▶ [Requirements]:
Copy each line that contains the word "Слой".

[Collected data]
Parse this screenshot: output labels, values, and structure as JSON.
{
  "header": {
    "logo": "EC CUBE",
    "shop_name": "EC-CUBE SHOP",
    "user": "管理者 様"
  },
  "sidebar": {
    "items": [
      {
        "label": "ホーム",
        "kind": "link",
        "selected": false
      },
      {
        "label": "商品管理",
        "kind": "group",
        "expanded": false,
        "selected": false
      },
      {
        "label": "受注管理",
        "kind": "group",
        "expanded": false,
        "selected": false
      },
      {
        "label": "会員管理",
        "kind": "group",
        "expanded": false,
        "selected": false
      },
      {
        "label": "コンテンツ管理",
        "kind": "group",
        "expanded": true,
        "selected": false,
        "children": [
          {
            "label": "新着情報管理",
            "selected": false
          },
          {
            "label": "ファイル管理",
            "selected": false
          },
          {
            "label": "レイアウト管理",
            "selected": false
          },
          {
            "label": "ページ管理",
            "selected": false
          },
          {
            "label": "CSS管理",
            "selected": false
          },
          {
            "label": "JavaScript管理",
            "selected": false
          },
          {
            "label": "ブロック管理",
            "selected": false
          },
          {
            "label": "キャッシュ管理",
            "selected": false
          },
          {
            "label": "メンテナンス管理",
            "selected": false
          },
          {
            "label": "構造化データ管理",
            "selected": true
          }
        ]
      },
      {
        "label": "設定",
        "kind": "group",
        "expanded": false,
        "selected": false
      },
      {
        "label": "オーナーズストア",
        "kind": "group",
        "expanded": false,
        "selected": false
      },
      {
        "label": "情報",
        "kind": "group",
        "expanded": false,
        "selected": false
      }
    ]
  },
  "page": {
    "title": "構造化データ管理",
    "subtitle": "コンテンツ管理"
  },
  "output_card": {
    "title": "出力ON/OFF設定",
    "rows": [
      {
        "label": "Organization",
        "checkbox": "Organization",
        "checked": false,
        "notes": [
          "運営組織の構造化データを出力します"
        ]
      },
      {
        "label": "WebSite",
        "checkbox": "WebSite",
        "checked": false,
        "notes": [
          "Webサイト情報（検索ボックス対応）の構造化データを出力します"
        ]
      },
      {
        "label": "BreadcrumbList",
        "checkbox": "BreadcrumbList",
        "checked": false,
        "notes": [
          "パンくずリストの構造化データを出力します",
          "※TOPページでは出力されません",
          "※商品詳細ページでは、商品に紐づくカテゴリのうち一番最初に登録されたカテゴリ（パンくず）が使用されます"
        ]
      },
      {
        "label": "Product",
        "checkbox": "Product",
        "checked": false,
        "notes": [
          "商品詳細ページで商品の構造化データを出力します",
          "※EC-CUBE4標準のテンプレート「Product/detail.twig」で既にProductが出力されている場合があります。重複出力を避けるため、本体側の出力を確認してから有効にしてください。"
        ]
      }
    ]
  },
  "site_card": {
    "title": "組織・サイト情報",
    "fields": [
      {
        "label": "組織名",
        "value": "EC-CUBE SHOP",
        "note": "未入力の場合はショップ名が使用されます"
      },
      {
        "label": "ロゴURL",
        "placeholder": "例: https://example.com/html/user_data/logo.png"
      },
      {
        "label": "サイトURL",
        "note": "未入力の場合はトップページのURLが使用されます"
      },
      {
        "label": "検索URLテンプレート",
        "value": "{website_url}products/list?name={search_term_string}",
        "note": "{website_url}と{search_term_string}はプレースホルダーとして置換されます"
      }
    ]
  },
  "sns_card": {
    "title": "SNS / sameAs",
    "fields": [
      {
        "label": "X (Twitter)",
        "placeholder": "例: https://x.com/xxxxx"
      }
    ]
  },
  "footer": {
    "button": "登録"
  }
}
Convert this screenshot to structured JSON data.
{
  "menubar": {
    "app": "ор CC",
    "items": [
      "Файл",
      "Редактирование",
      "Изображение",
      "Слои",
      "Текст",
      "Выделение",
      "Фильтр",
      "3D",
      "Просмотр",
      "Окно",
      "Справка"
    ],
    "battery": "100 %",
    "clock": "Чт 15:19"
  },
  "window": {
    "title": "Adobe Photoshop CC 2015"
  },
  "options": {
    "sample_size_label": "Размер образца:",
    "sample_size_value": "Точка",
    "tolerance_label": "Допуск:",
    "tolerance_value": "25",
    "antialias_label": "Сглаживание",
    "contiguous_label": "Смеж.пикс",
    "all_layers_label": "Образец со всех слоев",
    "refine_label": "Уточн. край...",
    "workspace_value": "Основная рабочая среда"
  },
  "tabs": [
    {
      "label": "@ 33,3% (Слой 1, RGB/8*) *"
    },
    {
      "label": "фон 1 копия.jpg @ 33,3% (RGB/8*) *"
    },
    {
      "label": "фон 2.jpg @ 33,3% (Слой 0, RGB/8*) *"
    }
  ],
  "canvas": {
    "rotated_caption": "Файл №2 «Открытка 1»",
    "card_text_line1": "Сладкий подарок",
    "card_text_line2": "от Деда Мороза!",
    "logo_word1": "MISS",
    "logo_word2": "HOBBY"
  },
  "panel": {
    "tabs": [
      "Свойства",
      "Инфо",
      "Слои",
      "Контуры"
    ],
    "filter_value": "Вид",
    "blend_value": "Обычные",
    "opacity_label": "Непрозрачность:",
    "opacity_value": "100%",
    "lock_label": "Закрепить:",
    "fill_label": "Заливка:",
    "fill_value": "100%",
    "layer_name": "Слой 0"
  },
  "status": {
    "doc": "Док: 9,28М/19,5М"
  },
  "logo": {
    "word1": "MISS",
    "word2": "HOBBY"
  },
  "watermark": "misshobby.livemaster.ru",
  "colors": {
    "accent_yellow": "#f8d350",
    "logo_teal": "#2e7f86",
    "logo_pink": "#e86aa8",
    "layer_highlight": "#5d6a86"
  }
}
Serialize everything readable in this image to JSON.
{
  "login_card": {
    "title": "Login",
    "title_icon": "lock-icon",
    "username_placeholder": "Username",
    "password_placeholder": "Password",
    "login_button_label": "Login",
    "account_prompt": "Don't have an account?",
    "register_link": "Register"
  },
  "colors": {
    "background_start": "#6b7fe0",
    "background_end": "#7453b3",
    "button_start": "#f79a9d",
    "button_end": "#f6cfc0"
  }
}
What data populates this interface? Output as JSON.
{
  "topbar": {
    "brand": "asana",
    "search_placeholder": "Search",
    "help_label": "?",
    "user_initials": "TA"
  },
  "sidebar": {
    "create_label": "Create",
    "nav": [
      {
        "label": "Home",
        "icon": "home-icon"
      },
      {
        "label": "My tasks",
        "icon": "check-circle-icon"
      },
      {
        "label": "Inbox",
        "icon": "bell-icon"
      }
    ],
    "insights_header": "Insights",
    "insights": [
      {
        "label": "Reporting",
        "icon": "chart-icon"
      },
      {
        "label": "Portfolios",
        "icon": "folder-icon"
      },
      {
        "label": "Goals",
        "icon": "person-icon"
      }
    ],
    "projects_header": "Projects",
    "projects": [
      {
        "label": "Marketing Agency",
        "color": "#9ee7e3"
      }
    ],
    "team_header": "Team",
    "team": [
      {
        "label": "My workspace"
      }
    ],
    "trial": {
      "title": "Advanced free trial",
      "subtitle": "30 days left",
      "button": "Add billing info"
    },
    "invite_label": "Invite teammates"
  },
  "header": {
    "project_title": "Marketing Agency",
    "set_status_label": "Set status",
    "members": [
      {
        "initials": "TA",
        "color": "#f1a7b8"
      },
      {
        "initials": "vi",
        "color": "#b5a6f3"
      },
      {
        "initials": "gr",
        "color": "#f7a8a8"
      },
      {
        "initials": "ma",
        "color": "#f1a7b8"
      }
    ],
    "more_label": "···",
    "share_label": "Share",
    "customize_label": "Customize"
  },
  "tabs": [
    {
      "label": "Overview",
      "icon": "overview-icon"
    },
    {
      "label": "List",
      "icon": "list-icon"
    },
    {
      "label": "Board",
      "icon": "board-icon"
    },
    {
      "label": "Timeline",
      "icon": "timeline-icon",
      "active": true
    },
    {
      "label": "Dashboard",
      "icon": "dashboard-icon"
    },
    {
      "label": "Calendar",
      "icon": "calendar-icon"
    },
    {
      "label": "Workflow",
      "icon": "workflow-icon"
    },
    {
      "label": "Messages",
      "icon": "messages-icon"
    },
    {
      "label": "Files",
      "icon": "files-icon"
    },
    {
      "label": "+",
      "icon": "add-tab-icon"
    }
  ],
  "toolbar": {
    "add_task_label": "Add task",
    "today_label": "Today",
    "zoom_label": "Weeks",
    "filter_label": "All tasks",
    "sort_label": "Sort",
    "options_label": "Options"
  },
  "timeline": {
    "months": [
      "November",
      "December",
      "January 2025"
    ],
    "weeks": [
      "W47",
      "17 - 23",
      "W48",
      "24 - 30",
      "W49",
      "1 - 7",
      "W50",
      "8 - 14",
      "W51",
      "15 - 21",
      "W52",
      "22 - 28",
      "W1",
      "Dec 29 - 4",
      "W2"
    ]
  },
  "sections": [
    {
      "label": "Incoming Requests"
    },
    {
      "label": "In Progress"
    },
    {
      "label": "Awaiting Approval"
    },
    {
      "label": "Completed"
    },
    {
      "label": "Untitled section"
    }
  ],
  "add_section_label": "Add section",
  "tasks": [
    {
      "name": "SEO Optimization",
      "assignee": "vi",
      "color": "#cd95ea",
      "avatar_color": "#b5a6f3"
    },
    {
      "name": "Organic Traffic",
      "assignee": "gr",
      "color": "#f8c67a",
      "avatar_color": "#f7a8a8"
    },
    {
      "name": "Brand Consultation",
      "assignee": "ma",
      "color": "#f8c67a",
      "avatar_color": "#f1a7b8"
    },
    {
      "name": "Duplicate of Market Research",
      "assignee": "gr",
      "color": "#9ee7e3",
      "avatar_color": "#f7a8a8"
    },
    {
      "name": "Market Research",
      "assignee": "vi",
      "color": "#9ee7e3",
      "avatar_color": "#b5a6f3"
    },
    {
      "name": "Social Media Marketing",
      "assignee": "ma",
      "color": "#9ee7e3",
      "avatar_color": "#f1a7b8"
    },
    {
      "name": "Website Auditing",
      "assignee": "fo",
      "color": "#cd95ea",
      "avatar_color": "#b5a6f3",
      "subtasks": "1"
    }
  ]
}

▶ [Response]:
      "label": "@ 33,3% (Слой 1, RGB/8*) *"
      "label": "фон 2.jpg @ 33,3% (Слой 0, RGB/8*) *"
    "layer_name": "Слой 0"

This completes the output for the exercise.